Read the records below and copy each line that contains "Prescriptive".

>> Start RECORDS SHOWN

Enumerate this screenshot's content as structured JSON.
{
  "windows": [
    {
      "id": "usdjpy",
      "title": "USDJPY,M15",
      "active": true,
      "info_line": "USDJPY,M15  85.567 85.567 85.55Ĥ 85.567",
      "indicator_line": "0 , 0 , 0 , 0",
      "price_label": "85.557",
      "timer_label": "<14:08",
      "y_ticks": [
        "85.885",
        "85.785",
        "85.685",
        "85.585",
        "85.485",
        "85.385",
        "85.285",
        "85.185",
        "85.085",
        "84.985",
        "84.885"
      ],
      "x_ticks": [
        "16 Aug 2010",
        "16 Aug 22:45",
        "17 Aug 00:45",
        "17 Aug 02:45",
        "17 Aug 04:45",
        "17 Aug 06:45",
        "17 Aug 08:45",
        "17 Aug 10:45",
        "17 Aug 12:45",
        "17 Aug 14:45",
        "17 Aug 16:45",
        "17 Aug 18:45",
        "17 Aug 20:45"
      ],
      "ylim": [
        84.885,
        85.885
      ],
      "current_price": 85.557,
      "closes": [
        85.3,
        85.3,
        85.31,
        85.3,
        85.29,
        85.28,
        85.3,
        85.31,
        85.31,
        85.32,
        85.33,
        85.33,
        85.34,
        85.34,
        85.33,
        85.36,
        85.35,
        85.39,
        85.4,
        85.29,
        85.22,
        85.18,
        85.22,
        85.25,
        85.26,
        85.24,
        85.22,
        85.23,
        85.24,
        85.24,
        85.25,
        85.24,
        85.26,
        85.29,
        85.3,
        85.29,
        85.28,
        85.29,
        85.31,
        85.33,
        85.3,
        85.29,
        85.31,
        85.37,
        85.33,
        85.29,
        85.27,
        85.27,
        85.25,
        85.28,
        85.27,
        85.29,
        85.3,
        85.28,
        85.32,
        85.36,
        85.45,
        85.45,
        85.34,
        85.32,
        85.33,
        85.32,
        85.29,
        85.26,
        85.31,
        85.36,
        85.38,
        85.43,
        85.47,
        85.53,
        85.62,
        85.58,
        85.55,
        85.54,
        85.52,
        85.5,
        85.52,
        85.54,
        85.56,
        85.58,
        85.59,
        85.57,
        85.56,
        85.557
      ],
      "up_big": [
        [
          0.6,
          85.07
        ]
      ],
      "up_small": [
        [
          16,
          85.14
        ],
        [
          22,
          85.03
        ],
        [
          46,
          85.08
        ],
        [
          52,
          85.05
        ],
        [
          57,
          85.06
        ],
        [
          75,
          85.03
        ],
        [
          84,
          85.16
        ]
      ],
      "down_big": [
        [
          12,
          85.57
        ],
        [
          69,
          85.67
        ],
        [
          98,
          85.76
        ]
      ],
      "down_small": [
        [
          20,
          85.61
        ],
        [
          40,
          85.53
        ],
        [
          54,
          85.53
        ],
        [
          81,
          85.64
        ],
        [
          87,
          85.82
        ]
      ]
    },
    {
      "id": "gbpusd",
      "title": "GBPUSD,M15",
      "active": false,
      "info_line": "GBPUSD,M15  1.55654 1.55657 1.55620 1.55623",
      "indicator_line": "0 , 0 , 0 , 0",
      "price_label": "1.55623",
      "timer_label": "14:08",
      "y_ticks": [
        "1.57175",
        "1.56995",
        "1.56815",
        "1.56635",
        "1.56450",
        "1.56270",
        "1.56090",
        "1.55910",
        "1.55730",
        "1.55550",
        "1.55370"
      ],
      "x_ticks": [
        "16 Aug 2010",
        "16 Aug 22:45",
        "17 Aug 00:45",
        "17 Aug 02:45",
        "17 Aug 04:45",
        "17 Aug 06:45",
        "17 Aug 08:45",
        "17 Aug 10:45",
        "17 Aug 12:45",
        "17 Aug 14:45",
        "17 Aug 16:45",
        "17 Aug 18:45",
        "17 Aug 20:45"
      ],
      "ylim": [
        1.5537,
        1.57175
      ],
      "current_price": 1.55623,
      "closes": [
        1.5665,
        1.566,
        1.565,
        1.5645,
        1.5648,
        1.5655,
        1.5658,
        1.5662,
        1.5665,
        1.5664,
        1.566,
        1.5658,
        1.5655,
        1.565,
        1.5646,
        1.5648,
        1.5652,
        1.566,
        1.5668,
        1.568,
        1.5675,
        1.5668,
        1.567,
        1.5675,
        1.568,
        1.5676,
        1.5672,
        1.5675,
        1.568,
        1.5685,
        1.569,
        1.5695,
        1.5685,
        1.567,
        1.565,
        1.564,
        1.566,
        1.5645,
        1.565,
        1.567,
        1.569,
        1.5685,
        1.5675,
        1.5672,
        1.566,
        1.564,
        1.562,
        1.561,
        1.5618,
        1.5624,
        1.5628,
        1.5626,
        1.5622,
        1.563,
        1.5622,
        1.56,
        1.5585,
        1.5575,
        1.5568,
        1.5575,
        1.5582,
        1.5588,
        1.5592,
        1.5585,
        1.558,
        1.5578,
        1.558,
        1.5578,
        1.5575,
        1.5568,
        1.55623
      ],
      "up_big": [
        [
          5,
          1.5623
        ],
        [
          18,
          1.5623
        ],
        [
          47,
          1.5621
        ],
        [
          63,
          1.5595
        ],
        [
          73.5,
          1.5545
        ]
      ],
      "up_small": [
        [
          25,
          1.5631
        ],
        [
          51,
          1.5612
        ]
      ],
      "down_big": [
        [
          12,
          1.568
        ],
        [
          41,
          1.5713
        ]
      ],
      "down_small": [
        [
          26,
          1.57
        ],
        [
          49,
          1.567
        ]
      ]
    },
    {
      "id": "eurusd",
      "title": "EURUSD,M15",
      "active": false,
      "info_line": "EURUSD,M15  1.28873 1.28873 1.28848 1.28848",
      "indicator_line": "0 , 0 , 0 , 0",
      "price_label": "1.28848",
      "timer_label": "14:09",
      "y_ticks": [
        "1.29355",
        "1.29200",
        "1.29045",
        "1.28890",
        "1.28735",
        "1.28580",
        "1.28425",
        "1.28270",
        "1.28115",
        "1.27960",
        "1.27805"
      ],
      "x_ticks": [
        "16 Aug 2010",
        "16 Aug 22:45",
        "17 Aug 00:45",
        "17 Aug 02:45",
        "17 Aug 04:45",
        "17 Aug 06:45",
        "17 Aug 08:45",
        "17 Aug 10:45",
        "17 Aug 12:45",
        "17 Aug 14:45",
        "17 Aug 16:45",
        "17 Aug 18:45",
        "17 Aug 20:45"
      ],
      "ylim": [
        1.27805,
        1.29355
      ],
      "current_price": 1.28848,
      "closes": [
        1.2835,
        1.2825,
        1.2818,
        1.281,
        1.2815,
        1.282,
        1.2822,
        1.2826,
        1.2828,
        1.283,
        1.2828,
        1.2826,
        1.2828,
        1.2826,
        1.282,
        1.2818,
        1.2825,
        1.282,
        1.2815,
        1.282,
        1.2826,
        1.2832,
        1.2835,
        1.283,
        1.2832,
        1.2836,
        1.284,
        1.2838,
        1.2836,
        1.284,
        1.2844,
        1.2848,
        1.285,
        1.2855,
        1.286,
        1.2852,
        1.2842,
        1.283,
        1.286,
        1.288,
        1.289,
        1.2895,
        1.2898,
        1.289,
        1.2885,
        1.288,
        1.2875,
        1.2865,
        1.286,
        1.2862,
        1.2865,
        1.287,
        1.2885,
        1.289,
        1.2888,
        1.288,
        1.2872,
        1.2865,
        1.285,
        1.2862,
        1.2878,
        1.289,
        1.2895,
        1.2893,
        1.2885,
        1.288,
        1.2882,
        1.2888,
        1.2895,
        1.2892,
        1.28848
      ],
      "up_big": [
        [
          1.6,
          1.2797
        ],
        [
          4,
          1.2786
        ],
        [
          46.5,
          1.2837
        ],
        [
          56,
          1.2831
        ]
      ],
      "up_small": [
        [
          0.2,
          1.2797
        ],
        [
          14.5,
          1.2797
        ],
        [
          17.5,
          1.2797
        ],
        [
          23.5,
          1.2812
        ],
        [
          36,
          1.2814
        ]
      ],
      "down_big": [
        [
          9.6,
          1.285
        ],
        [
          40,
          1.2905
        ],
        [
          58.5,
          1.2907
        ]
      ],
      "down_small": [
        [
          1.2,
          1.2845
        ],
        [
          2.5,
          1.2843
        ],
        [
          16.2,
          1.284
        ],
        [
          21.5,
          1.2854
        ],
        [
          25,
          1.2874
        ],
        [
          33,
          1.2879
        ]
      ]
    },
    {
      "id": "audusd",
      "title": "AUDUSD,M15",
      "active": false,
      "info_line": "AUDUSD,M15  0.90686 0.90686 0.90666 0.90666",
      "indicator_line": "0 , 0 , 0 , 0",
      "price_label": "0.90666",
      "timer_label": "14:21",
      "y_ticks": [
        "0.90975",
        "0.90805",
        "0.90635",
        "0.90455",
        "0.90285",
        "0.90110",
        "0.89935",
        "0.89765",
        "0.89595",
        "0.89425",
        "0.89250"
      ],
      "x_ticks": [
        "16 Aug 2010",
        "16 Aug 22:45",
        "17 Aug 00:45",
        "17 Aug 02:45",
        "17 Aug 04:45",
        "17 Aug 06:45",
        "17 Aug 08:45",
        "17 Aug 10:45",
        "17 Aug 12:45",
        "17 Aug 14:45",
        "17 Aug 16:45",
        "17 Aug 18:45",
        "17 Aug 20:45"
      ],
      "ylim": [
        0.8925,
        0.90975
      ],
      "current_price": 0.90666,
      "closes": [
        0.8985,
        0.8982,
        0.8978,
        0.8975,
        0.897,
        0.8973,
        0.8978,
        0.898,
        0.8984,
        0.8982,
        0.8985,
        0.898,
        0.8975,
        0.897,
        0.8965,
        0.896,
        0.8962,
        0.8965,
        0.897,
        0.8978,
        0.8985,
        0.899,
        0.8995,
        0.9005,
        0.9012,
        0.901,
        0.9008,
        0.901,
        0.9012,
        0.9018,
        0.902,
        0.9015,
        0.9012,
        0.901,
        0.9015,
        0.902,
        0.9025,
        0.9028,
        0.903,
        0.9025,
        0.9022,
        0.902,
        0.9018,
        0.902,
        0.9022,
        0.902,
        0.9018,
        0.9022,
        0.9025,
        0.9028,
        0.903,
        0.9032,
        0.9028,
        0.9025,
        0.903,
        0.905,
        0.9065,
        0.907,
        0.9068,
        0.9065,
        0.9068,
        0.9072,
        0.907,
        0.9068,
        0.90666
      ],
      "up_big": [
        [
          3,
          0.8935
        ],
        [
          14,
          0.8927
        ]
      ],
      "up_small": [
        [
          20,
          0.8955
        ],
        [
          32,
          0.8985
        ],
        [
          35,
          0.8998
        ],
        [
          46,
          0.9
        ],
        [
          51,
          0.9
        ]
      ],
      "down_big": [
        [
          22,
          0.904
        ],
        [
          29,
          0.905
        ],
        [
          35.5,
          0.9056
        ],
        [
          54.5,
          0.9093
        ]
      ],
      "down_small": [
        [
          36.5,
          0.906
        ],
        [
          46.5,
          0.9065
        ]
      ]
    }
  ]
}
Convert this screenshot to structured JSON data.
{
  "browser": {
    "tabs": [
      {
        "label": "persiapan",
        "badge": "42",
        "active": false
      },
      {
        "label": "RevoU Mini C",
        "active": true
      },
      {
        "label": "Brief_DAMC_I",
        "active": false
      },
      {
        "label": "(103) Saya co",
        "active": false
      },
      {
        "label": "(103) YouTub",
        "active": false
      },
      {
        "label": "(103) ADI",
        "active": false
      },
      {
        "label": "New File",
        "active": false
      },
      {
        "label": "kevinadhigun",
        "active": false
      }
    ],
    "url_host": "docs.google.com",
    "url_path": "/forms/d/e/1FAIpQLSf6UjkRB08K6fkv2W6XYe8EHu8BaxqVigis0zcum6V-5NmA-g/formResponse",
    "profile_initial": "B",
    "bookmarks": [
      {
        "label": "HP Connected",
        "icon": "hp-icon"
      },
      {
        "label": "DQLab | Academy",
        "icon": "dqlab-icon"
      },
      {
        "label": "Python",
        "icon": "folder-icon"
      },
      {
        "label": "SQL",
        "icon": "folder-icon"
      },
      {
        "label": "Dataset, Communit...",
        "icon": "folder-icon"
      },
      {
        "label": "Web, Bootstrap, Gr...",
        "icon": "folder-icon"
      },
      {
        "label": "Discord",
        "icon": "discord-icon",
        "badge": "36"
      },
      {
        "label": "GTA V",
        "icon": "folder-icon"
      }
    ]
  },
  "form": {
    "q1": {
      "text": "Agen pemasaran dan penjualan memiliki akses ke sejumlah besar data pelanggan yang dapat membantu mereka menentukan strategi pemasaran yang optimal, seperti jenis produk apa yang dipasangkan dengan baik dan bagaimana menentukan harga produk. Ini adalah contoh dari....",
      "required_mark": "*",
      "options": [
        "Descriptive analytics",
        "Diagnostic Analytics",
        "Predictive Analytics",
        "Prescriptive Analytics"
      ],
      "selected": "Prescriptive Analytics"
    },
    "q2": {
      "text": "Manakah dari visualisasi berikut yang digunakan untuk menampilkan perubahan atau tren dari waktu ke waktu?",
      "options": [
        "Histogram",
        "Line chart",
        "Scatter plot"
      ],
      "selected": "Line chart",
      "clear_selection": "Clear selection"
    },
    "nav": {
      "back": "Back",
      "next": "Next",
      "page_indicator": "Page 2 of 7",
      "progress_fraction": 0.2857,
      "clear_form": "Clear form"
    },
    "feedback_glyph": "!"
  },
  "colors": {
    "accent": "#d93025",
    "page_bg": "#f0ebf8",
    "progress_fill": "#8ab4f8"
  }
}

>> End RECORDS SHOWN

● **SOLUTION**:
        "Prescriptive Analytics"
      "selected": "Prescriptive Analytics"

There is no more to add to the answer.